--- Start of Data in this exercise ---

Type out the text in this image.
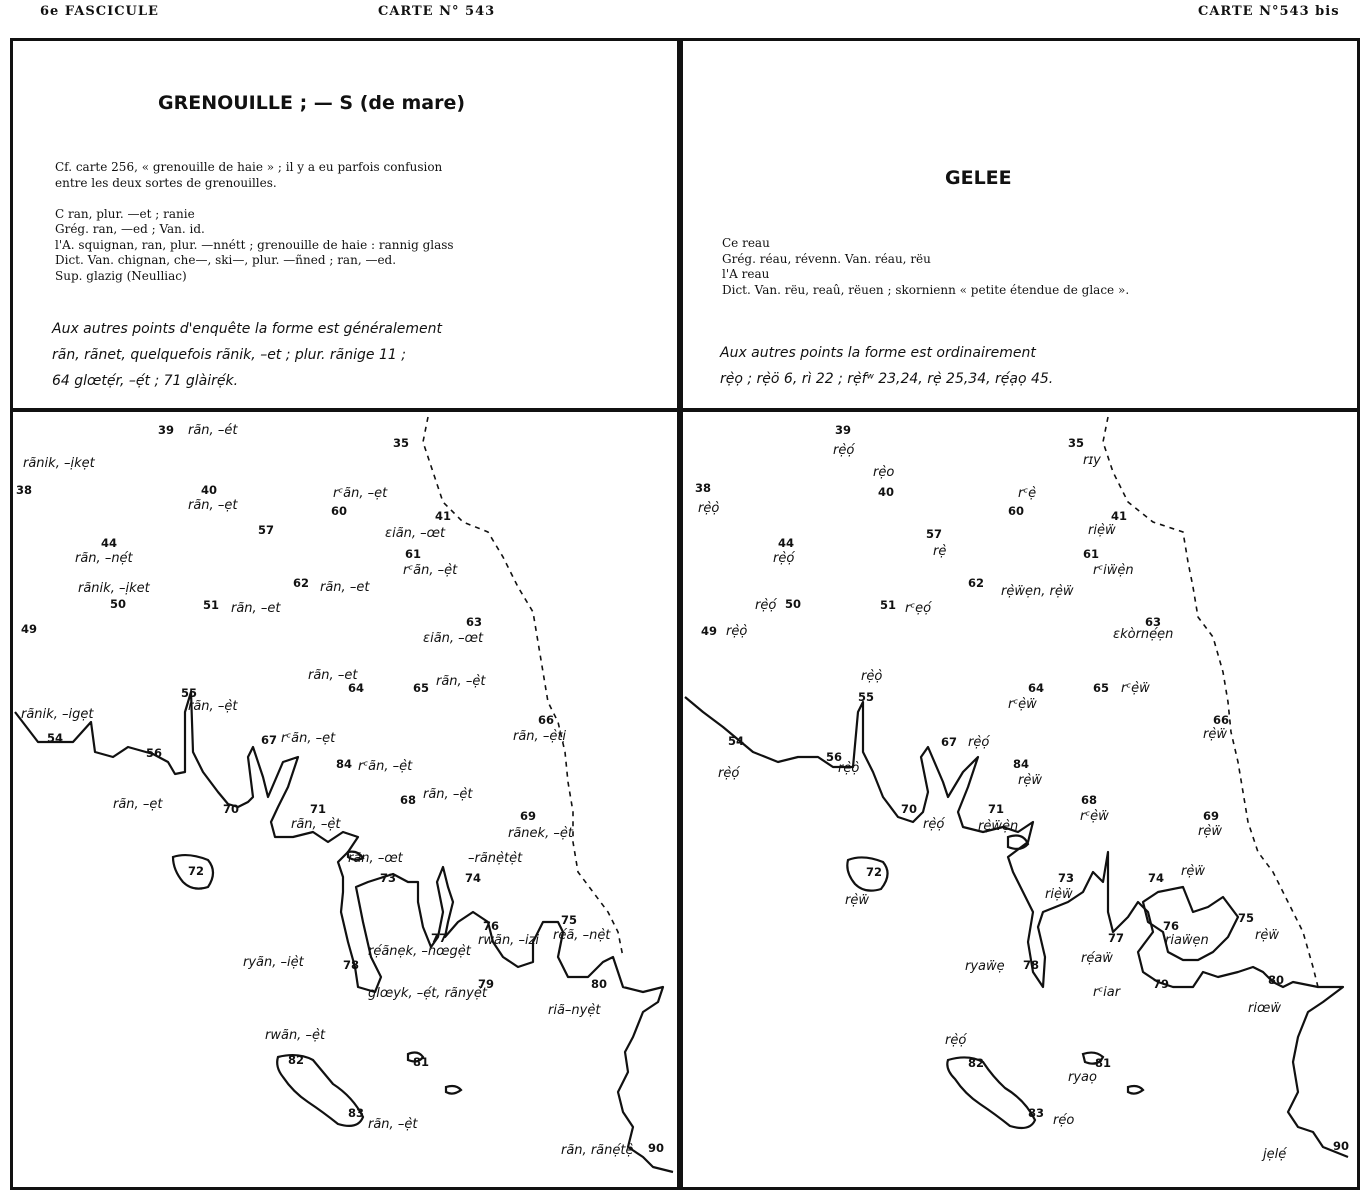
6e FASCICULE	CARTE N° 543	CARTE N°543 bis
GRENOUILLE ; — S (de mare)
Cf. carte 256, « grenouille de haie » ; il y a eu parfois confusion
entre les deux sortes de grenouilles.

C ran, plur. —et ; ranie
Grég. ran, —ed ; Van. id.
l'A. squignan, ran, plur. —nnétt ; grenouille de haie : rannig glass
Dict. Van. chignan, che—, ski—, plur. —ñned ; ran, —ed.
Sup. glazig (Neulliac)
Aux autres points d'enquête la forme est généralement
rãn, rãnet, quelquefois rãnik, –et ; plur. rãnige 11 ;
64 glœtẹ́r, –ẹ́t ; 71 glàirẹ́k.
GELEE
Ce reau
Grég. réau, révenn. Van. réau, rëu
l'A reau
Dict. Van. rëu, reaû, rëuen ; skornienn « petite étendue de glace ».
Aux autres points la forme est ordinairement
rẹ̀ọ ; rẹ̀ö 6, rì 22 ; rẹ̀fʷ 23,24, rẹ̀ 25,34, rẹ́ạọ 45.
39 rãn, –ét
35
38
rãnik, –ịkẹt
40
rãn, –ẹt	60
rᶜãn, –ẹt
41
ɛiãn, –œt
57
44
rãn, –nẹ́t	61
rᶜãn, –ẹ̀t
62 rãn, –et
50
rãnik, –ịket
51 rãn, –et
63
ɛiãn, –œt
49
64
rãn, –et
65 rãn, –ẹ̀t
55
rãn, –ẹ̀t
54
rãnik, –igẹt	66
rãn, –ẹ̀tị
67 rᶜãn, –ẹt
56
84 rᶜãn, –ẹ̀t
68 rãn, –ẹ̀t
70
rãn, –ẹt	71
rãn, –ẹ̀t
69
rãnek, –ẹ̀t
72	73
rãn, –œt
74
–rãnẹ̀tẹ̀t
76
rwãn, –izi
75
rẹ́ã, –nẹ̀t
77
rẹ́ãnẹk, –nœgẹ̀t
78
ryãn, –iẹ̀t
79
glœyk, –ẹ́t, rãnyẹ̀t
80
riã–nyẹ̀t
81
82
rwãn, –ẹ̀t
83
rãn, –ẹ̀t
90
rãn, rãnẹ́tẹ̀
39
rẹ̀ọ́	35
rɪy
40
rẹ̀o
38
rẹ̀ọ̀	60
rᶜẹ̀
41
riẹ̀ẅ
57
rẹ̀
44
rẹ̀ọ́	61
rᶜiẅẹ̀n
62
rẹ̀ẅẹn, rẹ̀ẅ
50
rẹ̀ọ́	51 rᶜẹọ́
63
ɛkòrnẹ́ẹn
49 rẹ̀ọ̀
55
rẹ̀ọ̀
64
rᶜẹ̀ẅ
65 rᶜẹ̀ẅ
66
rẹ̀ẅ
54
rẹ̀ọ́
56
rẹ̀ọ̀
67 rẹ̀ọ́
84
rẹ̀ẅ
68
rᶜẹ̀ẅ	69
rẹ̀ẅ
70
rẹ̀ọ́
71
rẹ̀ẅẹ̀n
72
rẹ̀ẅ
73
riẹ̀ẅ
74 rẹ̀ẅ
76
riaẅẹn
75
rẹ̀ẅ
77
rẹ́aẅ
78
ryaẅẹ
79
rᶜiar
80
riœẅ
82
rẹ̀ọ́
81
ryaọ
83 rẹ́o
90
jẹlẹ́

--- End of Data in this exercise ---

Exercise -
Only the number is wanted: how many lines in the data include the word "Dict"?

Problem solution -
2